§ **WORK REQUIRED**
Because the lines must stay identical, write out the data without changing anything.
++++
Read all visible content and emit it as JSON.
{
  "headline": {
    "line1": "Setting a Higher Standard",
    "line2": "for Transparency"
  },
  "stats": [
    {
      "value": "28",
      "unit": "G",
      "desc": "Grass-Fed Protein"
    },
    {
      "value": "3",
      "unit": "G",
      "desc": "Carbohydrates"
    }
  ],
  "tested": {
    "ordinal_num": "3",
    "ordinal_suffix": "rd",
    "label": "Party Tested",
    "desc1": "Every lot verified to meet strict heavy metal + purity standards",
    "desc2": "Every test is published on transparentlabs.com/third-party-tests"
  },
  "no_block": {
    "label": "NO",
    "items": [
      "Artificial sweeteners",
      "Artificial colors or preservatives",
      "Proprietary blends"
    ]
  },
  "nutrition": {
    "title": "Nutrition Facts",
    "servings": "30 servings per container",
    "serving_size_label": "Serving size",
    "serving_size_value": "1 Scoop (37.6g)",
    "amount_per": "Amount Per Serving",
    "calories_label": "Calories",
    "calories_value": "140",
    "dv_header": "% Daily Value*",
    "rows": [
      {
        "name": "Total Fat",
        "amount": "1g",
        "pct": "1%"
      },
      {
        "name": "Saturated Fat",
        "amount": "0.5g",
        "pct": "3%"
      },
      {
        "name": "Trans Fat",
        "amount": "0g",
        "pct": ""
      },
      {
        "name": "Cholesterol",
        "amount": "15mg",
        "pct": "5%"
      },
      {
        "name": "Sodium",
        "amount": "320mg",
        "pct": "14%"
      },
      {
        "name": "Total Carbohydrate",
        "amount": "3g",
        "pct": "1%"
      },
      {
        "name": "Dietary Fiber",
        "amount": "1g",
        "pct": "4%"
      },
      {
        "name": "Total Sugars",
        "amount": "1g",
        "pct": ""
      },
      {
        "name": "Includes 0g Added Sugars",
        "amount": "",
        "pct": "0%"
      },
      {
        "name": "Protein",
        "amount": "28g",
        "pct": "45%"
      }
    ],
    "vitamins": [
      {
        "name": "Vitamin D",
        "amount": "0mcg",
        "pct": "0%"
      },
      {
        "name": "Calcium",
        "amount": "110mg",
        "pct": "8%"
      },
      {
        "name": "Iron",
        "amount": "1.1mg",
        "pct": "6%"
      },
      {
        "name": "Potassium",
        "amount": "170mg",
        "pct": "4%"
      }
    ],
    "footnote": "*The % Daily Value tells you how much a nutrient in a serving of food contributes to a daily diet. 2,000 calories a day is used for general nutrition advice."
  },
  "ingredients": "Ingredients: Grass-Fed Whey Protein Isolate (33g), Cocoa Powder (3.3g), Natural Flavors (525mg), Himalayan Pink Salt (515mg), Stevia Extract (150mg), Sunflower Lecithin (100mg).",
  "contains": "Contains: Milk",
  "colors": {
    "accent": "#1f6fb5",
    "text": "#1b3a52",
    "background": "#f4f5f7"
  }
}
++++
§ **FINISHED EXERCISE**
Read all visible content and emit it as JSON.
{
  "headline": {
    "line1": "Setting a Higher Standard",
    "line2": "for Transparency"
  },
  "stats": [
    {
      "value": "28",
      "unit": "G",
      "desc": "Grass-Fed Protein"
    },
    {
      "value": "3",
      "unit": "G",
      "desc": "Carbohydrates"
    }
  ],
  "tested": {
    "ordinal_num": "3",
    "ordinal_suffix": "rd",
    "label": "Party Tested",
    "desc1": "Every lot verified to meet strict heavy metal + purity standards",
    "desc2": "Every test is published on transparentlabs.com/third-party-tests"
  },
  "no_block": {
    "label": "NO",
    "items": [
      "Artificial sweeteners",
      "Artificial colors or preservatives",
      "Proprietary blends"
    ]
  },
  "nutrition": {
    "title": "Nutrition Facts",
    "servings": "30 servings per container",
    "serving_size_label": "Serving size",
    "serving_size_value": "1 Scoop (37.6g)",
    "amount_per": "Amount Per Serving",
    "calories_label": "Calories",
    "calories_value": "140",
    "dv_header": "% Daily Value*",
    "rows": [
      {
        "name": "Total Fat",
        "amount": "1g",
        "pct": "1%"
      },
      {
        "name": "Saturated Fat",
        "amount": "0.5g",
        "pct": "3%"
      },
      {
        "name": "Trans Fat",
        "amount": "0g",
        "pct": ""
      },
      {
        "name": "Cholesterol",
        "amount": "15mg",
        "pct": "5%"
      },
      {
        "name": "Sodium",
        "amount": "320mg",
        "pct": "14%"
      },
      {
        "name": "Total Carbohydrate",
        "amount": "3g",
        "pct": "1%"
      },
      {
        "name": "Dietary Fiber",
        "amount": "1g",
        "pct": "4%"
      },
      {
        "name": "Total Sugars",
        "amount": "1g",
        "pct": ""
      },
      {
        "name": "Includes 0g Added Sugars",
        "amount": "",
        "pct": "0%"
      },
      {
        "name": "Protein",
        "amount": "28g",
        "pct": "45%"
      }
    ],
    "vitamins": [
      {
        "name": "Vitamin D",
        "amount": "0mcg",
        "pct": "0%"
      },
      {
        "name": "Calcium",
        "amount": "110mg",
        "pct": "8%"
      },
      {
        "name": "Iron",
        "amount": "1.1mg",
        "pct": "6%"
      },
      {
        "name": "Potassium",
        "amount": "170mg",
        "pct": "4%"
      }
    ],
    "footnote": "*The % Daily Value tells you how much a nutrient in a serving of food contributes to a daily diet. 2,000 calories a day is used for general nutrition advice."
  },
  "ingredients": "Ingredients: Grass-Fed Whey Protein Isolate (33g), Cocoa Powder (3.3g), Natural Flavors (525mg), Himalayan Pink Salt (515mg), Stevia Extract (150mg), Sunflower Lecithin (100mg).",
  "contains": "Contains: Milk",
  "colors": {
    "accent": "#1f6fb5",
    "text": "#1b3a52",
    "background": "#f4f5f7"
  }
}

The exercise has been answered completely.